— START MATERIAL PROVIDED —

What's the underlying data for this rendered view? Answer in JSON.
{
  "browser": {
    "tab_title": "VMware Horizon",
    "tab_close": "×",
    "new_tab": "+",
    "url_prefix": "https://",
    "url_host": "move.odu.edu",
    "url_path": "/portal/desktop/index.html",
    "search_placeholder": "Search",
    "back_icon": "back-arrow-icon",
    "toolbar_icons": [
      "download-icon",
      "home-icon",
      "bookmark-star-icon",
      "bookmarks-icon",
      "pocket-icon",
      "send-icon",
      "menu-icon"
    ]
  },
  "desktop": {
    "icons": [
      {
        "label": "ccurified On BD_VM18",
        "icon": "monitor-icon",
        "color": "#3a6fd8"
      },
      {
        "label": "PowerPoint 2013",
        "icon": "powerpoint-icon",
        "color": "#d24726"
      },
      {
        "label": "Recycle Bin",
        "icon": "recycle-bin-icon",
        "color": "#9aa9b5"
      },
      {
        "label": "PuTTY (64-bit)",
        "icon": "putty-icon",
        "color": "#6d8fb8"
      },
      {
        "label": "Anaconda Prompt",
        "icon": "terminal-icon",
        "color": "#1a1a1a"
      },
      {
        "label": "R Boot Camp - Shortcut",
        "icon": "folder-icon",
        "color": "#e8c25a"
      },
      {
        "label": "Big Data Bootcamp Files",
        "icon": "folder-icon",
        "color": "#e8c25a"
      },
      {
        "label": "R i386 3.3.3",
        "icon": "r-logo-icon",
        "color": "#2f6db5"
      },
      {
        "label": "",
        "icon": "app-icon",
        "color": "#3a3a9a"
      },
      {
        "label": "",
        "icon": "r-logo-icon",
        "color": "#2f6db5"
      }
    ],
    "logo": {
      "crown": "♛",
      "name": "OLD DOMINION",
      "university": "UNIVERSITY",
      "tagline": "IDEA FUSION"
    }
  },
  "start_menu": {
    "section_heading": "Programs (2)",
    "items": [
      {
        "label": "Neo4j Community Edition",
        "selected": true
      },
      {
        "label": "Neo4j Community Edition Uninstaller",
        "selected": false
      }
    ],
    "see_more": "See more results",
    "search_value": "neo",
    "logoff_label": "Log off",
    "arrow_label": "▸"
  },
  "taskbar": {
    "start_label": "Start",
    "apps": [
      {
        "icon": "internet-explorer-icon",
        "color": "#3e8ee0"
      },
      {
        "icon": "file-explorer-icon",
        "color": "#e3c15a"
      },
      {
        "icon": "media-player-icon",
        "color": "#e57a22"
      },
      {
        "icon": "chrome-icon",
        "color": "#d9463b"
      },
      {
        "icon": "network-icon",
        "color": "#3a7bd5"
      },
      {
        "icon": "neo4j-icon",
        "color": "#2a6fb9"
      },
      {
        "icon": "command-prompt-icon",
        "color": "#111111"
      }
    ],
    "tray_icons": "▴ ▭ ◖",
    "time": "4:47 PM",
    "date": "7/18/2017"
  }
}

— END MATERIAL PROVIDED —

__GOAL__.
Go through the material and copy out every line with "Edition" in it.

__TASK OUTPUT__.
        "label": "Neo4j Community Edition",
        "label": "Neo4j Community Edition Uninstaller",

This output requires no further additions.